# WHAT IS NEEDED:
Report every line in the listing that contains the string "Output".

# MATERIAL:
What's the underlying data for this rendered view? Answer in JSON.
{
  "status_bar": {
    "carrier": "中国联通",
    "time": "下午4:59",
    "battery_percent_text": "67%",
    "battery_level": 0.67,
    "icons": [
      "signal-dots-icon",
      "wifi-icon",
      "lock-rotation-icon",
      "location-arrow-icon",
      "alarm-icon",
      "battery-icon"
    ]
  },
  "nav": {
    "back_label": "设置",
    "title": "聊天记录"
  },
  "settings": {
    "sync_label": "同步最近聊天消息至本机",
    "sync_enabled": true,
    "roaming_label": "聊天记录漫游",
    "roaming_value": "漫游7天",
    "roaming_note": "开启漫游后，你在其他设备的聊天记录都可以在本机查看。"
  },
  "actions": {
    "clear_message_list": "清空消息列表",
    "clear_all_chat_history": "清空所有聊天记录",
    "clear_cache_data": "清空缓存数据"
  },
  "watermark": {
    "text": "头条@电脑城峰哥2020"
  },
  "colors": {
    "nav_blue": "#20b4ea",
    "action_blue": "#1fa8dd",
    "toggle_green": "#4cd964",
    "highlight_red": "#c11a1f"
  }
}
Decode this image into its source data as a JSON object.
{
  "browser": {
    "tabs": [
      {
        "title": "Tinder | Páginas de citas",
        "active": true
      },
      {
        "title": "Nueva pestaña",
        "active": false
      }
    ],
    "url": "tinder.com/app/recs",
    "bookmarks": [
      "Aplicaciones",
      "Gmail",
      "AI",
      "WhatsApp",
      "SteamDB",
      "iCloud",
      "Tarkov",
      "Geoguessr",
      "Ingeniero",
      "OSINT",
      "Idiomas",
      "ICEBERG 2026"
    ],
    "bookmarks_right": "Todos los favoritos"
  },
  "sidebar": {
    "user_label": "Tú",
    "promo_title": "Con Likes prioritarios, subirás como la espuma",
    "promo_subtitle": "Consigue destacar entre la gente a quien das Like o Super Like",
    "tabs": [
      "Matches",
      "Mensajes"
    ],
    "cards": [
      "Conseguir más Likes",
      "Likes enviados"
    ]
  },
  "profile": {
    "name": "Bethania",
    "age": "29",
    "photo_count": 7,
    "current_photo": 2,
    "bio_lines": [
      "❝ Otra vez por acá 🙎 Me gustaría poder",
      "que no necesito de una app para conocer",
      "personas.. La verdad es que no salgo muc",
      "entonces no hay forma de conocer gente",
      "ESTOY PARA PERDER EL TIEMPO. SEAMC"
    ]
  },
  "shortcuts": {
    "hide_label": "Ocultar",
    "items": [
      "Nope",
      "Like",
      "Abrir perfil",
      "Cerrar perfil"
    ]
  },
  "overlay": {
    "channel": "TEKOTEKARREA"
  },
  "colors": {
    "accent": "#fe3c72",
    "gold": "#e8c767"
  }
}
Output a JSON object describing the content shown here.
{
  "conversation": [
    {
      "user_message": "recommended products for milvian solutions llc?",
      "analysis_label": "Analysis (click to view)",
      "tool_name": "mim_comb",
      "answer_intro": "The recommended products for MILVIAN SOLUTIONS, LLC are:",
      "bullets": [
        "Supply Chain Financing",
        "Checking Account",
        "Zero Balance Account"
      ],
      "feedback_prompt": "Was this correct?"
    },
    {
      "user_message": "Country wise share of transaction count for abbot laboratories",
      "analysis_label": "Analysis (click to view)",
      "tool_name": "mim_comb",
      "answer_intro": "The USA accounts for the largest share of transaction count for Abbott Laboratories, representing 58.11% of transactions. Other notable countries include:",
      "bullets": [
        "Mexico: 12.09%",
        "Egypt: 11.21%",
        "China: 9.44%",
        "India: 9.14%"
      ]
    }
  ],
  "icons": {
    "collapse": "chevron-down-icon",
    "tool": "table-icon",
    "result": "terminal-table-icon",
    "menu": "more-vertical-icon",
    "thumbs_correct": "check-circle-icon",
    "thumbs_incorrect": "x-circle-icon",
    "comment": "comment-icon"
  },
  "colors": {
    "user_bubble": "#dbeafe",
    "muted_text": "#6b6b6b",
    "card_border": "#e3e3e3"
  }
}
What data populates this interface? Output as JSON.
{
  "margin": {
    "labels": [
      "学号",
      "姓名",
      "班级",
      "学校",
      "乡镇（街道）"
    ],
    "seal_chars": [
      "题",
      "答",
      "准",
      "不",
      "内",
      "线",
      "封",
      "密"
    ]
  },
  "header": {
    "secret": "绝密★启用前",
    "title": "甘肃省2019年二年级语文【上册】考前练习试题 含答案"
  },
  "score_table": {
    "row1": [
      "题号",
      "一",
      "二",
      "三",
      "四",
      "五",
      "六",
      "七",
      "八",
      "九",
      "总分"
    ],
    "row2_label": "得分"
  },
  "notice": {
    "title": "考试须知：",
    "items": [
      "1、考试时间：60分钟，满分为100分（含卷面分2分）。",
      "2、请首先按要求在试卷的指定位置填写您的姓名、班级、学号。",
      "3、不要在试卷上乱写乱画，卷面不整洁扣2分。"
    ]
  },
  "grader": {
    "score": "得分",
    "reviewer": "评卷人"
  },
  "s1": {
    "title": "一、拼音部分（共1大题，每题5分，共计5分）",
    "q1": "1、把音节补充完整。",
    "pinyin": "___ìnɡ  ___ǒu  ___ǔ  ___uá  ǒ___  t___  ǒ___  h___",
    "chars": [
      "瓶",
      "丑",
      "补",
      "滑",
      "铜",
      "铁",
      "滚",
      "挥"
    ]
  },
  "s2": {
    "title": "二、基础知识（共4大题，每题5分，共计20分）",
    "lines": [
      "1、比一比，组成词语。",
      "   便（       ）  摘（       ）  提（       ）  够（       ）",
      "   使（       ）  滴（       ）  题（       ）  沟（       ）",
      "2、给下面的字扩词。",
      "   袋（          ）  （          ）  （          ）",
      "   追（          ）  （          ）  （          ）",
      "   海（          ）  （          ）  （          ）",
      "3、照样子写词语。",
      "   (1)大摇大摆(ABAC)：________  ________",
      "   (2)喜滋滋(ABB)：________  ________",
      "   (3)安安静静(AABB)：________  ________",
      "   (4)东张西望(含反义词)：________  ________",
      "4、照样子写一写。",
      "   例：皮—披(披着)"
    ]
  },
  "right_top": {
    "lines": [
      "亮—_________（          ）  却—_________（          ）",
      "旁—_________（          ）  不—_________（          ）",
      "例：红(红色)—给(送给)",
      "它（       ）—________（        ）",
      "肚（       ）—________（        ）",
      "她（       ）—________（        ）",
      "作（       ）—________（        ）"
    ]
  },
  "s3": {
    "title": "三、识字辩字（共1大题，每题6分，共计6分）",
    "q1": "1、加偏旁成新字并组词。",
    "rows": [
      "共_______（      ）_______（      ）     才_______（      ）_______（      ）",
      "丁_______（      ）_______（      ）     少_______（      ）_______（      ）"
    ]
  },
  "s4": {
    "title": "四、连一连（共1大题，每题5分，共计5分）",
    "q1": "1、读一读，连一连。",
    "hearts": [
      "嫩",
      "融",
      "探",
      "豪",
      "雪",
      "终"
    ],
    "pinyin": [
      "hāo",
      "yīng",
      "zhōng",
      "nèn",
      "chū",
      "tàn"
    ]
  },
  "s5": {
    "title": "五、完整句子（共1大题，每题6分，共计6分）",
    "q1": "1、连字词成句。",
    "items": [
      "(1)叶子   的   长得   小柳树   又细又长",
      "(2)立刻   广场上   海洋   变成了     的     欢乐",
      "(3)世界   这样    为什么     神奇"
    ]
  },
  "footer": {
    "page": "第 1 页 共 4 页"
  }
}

# EXPECTED ANSWER:
Output a JSON object describing the content shown here.
What data populates this interface? Output as JSON.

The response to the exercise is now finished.